(Figure dataset records)
-- start --

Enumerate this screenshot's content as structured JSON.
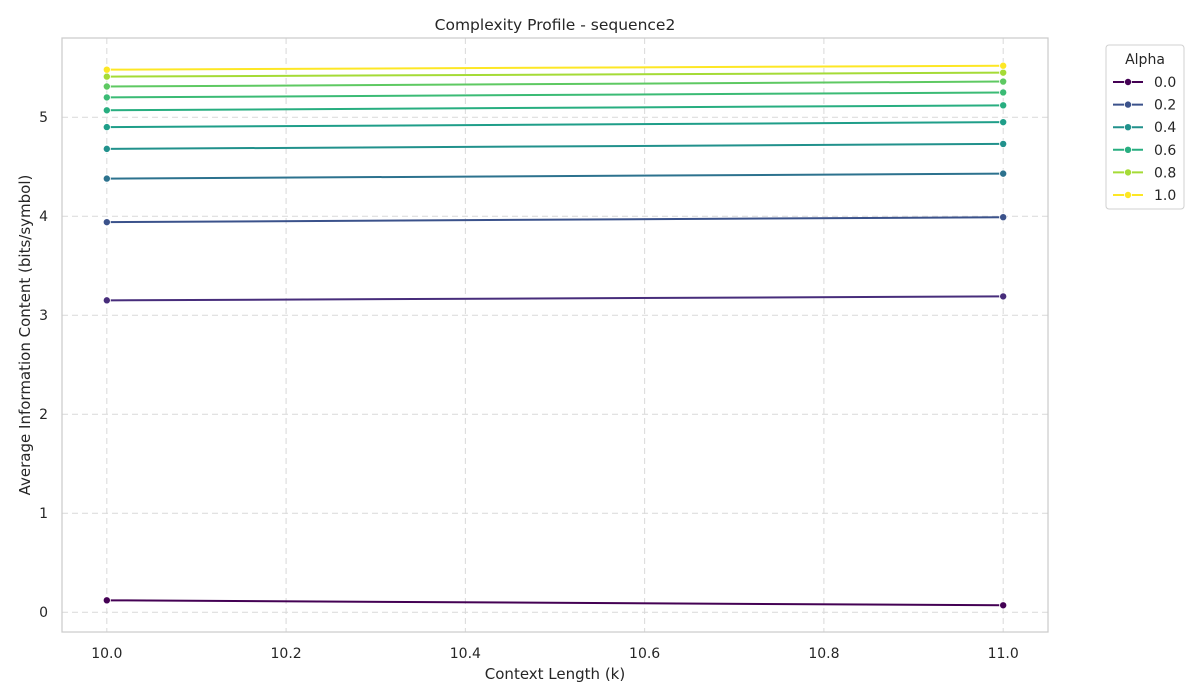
{
  "chart_data": {
    "type": "line",
    "title": "Complexity Profile - sequence2",
    "xlabel": "Context Length (k)",
    "ylabel": "Average Information Content (bits/symbol)",
    "xlim": [
      9.95,
      11.05
    ],
    "ylim": [
      -0.2,
      5.8
    ],
    "xticks": [
      "10.0",
      "10.2",
      "10.4",
      "10.6",
      "10.8",
      "11.0"
    ],
    "yticks": [
      "0",
      "1",
      "2",
      "3",
      "4",
      "5"
    ],
    "grid": true,
    "legend": {
      "title": "Alpha",
      "placement": "outside top-right"
    },
    "x": [
      10.0,
      11.0
    ],
    "series": [
      {
        "name": "0.0",
        "values": [
          0.12,
          0.07
        ],
        "color": "#440154"
      },
      {
        "name": null,
        "values": [
          3.15,
          3.19
        ],
        "color": "#472d7b"
      },
      {
        "name": "0.2",
        "values": [
          3.94,
          3.99
        ],
        "color": "#3b528b"
      },
      {
        "name": null,
        "values": [
          4.38,
          4.43
        ],
        "color": "#2c728e"
      },
      {
        "name": "0.4",
        "values": [
          4.68,
          4.73
        ],
        "color": "#21918c"
      },
      {
        "name": null,
        "values": [
          4.9,
          4.95
        ],
        "color": "#1f9e89"
      },
      {
        "name": "0.6",
        "values": [
          5.07,
          5.12
        ],
        "color": "#28ae80"
      },
      {
        "name": null,
        "values": [
          5.2,
          5.25
        ],
        "color": "#3bbb75"
      },
      {
        "name": null,
        "values": [
          5.31,
          5.36
        ],
        "color": "#5ec962"
      },
      {
        "name": "0.8",
        "values": [
          5.41,
          5.45
        ],
        "color": "#a5db36"
      },
      {
        "name": "1.0",
        "values": [
          5.48,
          5.52
        ],
        "color": "#fde725"
      }
    ]
  }
}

-- end --

Exercise details: Copy each line above that contains the string "title".

In response:
    "title": "Complexity Profile - sequence2",
      "title": "Alpha",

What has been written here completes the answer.